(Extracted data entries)
* BEGIN *

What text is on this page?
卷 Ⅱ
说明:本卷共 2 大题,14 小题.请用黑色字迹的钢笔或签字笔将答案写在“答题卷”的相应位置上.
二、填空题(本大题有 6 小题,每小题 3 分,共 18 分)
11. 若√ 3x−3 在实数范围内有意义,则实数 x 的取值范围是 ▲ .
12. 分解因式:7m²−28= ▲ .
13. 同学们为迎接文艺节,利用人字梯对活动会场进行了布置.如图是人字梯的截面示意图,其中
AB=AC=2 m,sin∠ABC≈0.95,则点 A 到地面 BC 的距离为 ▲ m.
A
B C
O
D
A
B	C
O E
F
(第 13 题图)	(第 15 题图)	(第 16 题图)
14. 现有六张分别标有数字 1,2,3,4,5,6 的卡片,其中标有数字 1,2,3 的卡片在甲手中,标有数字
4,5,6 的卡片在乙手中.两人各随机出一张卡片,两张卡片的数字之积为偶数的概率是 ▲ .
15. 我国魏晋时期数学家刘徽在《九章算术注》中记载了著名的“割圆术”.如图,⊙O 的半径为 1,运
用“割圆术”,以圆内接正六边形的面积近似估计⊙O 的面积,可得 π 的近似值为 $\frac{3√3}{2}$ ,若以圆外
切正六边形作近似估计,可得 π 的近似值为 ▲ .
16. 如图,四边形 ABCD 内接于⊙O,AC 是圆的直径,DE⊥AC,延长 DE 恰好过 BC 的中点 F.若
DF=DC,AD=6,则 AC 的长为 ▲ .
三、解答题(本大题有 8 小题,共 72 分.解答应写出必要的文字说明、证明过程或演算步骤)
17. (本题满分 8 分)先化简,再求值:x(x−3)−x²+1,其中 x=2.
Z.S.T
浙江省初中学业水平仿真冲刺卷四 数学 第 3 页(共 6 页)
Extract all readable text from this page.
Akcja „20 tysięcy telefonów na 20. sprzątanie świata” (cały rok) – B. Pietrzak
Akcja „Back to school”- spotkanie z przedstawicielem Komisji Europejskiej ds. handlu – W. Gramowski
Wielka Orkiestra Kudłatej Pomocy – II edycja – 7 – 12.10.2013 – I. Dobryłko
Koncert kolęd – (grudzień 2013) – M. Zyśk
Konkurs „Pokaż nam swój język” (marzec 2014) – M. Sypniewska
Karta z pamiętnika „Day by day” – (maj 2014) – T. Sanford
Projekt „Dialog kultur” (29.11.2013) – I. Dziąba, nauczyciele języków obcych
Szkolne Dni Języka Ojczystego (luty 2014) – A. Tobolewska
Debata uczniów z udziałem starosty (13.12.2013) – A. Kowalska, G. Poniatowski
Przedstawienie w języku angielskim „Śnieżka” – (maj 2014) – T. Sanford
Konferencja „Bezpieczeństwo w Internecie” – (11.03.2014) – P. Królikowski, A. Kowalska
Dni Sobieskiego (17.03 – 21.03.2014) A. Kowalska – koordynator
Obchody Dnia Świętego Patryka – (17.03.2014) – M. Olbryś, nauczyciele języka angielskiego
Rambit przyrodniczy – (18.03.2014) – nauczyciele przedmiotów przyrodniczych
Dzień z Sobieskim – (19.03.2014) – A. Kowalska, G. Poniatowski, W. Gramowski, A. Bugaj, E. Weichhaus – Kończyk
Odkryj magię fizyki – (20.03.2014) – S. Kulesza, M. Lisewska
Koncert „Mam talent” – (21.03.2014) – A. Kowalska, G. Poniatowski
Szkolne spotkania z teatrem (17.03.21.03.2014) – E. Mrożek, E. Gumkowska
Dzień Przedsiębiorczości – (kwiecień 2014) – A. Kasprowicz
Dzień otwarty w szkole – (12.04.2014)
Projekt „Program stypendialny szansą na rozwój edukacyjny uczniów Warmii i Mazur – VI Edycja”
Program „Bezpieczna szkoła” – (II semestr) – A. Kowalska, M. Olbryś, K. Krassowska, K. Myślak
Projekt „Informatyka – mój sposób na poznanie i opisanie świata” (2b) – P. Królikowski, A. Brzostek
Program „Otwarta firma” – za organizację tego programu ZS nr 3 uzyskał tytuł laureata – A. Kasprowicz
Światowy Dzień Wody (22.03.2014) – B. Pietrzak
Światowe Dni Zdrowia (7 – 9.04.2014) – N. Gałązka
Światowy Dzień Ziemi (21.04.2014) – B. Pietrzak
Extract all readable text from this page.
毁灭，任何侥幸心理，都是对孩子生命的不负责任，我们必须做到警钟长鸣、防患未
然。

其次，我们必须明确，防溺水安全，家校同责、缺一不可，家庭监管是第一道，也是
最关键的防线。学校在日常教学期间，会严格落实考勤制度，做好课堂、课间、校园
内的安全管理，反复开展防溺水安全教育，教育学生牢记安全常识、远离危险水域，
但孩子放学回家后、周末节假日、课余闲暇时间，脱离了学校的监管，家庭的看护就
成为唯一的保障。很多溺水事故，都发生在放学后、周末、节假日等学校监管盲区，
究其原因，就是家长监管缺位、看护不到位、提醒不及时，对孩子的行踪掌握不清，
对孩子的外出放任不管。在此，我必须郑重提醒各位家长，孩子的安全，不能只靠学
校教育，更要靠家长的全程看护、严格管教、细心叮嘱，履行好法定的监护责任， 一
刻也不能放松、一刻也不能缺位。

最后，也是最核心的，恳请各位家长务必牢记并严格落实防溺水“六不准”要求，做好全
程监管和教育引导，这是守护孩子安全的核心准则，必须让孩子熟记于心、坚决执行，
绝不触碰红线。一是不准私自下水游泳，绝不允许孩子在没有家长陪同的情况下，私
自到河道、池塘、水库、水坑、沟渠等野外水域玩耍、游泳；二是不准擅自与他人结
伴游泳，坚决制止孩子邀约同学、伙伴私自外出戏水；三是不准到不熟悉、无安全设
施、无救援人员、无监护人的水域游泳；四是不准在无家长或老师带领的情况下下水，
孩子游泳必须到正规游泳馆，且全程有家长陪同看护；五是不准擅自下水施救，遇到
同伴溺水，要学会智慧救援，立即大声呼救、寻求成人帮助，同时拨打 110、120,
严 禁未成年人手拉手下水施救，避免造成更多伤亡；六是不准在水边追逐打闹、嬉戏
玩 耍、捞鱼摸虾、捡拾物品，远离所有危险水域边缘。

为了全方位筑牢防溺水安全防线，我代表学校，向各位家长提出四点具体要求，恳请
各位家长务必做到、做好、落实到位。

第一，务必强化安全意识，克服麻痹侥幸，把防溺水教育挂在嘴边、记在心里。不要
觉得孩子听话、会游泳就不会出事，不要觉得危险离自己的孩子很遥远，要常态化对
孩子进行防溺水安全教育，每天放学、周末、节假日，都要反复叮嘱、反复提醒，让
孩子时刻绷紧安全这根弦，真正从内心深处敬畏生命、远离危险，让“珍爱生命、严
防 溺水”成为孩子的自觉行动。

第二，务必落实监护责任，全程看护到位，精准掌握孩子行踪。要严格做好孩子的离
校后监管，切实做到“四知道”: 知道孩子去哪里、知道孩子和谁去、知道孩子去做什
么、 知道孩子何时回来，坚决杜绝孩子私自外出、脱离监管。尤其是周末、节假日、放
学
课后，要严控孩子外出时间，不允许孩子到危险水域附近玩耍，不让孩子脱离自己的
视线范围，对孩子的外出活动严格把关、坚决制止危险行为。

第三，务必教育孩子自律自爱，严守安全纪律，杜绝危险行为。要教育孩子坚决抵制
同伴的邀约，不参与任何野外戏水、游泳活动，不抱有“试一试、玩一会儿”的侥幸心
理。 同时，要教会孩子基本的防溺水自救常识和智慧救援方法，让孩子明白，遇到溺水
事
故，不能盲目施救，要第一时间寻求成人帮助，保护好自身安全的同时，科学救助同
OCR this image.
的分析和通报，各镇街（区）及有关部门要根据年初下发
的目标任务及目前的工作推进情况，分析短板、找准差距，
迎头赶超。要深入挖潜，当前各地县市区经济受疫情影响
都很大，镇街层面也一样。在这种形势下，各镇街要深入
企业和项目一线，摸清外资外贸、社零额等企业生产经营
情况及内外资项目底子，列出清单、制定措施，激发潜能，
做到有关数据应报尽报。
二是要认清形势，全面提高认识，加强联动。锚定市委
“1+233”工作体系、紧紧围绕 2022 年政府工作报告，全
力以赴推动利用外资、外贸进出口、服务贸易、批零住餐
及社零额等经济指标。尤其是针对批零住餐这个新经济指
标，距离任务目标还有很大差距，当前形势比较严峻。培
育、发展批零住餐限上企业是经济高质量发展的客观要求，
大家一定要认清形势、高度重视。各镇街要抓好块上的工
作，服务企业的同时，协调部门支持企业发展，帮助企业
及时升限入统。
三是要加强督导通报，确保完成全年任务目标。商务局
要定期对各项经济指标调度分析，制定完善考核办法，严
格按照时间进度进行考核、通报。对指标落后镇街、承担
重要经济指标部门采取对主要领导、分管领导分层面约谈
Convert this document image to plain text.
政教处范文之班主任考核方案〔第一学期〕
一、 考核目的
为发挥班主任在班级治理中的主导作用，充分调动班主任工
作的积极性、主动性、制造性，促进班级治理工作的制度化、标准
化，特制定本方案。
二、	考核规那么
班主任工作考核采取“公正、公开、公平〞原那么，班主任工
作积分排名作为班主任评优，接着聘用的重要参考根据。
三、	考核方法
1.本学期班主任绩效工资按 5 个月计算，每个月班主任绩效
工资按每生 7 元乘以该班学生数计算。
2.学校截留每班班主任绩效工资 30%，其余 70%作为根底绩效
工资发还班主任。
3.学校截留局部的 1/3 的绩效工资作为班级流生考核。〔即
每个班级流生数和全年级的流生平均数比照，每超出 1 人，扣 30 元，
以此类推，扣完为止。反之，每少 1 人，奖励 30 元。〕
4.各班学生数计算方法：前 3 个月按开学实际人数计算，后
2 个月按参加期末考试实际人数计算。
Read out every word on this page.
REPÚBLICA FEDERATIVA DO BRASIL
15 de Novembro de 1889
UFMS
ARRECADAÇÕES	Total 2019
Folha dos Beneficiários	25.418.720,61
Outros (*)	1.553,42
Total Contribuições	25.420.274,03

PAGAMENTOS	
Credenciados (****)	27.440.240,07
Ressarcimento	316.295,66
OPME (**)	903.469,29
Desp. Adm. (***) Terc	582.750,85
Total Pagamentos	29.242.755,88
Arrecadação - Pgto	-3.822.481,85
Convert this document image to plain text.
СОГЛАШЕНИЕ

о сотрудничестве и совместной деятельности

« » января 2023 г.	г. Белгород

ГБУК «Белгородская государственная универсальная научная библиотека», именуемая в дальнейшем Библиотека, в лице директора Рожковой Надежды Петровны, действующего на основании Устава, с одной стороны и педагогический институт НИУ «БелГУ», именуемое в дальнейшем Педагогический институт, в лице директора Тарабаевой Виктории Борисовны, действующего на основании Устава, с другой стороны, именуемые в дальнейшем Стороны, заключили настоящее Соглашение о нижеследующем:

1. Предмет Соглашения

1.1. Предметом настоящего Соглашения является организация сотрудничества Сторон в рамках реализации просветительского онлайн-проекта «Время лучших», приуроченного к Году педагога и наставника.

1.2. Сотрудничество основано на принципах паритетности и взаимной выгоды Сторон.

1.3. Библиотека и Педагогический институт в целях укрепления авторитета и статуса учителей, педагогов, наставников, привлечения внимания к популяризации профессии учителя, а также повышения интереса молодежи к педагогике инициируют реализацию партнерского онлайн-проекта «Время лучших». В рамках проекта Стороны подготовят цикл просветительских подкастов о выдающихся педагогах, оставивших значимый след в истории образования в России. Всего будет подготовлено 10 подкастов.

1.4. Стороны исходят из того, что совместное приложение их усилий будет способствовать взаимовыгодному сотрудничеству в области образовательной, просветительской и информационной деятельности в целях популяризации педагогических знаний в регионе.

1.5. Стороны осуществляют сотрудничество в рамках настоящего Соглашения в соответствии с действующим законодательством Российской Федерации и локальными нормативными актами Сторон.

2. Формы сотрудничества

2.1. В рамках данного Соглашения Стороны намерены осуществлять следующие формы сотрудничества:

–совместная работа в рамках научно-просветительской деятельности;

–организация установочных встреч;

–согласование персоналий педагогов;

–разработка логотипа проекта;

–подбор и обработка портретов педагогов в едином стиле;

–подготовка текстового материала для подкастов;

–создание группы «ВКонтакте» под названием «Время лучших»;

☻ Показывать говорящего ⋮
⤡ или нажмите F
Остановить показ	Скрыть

* END *

Work to be completed :: The word "деятельности" may occur in lines of the records. Report how many such lines there are, giving only the number.

Answer to this task :: 3